=== RECORD SET ===
■ ■ ■ ■ ■ ■ ■

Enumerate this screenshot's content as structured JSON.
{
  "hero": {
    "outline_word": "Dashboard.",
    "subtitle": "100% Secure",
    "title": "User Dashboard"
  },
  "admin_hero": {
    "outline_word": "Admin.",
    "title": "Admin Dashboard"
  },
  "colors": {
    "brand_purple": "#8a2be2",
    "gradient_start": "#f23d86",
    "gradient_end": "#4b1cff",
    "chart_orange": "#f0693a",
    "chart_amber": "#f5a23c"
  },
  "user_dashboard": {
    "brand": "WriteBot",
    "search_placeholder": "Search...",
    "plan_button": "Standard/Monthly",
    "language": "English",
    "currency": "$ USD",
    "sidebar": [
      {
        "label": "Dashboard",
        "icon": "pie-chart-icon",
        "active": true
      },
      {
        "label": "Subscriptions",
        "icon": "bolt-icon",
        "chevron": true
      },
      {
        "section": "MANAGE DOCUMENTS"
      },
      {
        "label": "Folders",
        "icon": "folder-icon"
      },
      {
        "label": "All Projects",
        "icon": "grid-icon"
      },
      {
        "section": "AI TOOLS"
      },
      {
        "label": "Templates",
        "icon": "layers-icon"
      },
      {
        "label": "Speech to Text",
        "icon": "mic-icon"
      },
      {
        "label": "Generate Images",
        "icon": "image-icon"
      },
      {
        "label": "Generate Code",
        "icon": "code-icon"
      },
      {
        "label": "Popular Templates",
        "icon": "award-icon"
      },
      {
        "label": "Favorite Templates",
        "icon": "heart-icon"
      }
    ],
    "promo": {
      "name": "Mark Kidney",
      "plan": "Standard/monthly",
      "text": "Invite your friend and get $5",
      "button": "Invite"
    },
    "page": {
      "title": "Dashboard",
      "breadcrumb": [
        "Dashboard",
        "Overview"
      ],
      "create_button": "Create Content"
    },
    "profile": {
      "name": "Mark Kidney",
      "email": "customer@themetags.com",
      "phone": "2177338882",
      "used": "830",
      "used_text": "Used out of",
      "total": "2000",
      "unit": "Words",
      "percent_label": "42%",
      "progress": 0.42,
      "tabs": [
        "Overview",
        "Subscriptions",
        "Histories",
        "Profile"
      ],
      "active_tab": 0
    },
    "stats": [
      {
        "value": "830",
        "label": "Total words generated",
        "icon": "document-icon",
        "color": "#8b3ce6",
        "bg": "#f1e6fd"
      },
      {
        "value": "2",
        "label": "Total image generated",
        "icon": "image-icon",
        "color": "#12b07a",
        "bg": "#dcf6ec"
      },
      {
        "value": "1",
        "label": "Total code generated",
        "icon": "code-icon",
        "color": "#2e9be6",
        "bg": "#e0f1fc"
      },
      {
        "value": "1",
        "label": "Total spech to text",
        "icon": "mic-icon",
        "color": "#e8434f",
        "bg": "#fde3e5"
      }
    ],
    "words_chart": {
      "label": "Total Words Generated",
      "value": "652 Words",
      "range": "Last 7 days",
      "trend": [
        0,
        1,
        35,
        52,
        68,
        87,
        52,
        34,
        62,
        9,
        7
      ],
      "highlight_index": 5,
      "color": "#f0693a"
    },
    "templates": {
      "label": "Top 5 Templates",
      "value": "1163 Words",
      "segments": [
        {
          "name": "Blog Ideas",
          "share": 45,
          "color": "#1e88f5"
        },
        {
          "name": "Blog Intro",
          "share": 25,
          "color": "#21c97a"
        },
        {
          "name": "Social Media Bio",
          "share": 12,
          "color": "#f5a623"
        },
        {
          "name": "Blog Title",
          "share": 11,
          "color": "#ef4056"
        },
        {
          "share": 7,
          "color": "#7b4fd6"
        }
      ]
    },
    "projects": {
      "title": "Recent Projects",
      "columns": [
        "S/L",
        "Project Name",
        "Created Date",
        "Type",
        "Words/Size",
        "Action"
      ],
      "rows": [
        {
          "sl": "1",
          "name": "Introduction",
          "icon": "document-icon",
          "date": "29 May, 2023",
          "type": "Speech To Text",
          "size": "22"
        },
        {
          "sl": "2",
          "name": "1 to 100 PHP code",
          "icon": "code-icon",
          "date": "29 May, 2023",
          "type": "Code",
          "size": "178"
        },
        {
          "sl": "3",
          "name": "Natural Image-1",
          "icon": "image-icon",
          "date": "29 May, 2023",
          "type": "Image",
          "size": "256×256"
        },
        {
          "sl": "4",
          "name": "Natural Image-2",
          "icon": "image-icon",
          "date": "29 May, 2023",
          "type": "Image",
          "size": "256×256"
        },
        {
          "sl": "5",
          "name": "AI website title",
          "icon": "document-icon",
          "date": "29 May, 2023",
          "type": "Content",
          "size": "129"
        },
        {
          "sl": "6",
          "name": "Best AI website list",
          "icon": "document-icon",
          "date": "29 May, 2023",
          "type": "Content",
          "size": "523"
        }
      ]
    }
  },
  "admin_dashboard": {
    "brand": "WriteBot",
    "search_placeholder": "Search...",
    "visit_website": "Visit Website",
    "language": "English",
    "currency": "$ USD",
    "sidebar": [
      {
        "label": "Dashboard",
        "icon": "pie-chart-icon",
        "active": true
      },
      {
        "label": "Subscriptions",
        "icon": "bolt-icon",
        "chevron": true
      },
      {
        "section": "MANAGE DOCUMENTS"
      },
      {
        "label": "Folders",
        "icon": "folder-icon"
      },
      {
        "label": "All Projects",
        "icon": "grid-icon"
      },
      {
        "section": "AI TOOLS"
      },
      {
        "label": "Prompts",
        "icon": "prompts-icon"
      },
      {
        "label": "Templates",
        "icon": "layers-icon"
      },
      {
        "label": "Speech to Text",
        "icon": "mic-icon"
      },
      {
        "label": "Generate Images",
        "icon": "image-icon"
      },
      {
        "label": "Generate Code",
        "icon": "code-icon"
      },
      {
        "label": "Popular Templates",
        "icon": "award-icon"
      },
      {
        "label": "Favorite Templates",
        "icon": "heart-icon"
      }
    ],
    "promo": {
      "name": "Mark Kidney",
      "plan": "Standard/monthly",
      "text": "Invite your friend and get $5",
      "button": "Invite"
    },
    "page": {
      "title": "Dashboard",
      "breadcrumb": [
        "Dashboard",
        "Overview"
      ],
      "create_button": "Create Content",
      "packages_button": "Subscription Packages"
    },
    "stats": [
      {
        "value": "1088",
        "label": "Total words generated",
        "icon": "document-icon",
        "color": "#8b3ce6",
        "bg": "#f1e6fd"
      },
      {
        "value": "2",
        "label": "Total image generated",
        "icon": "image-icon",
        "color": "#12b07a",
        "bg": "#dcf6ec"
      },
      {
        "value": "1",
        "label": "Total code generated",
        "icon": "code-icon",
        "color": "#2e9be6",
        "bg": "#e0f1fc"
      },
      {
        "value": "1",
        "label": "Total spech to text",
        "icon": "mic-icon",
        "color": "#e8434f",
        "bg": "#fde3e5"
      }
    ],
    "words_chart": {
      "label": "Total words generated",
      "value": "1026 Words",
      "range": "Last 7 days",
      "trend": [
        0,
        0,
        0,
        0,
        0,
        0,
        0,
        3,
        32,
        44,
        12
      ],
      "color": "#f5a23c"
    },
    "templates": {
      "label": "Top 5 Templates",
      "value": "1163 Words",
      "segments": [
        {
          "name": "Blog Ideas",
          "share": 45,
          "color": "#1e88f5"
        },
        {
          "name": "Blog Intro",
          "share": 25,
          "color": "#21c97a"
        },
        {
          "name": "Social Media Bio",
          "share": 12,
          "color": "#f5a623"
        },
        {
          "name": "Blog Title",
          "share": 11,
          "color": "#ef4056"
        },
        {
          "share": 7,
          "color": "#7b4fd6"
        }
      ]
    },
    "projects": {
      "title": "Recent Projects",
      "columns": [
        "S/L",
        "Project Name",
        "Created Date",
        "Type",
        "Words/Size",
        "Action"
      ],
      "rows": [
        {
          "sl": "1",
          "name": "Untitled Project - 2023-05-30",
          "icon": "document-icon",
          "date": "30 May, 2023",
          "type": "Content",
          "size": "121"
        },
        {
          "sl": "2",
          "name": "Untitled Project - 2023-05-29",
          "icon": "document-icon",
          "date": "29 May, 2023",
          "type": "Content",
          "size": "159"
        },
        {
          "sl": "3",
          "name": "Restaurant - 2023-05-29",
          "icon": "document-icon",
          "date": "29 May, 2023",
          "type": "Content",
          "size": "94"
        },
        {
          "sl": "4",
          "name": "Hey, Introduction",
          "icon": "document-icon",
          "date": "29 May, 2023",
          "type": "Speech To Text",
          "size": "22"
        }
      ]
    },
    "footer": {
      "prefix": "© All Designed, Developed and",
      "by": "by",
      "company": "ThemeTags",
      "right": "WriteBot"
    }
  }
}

■ ■ ■ ■ ■ ■ ■

=== WORK TO DO ===
Tally the lines in this data that hold the word "Untitled" and state only the count.

=== SOLUTION TO THIS TASK ===
2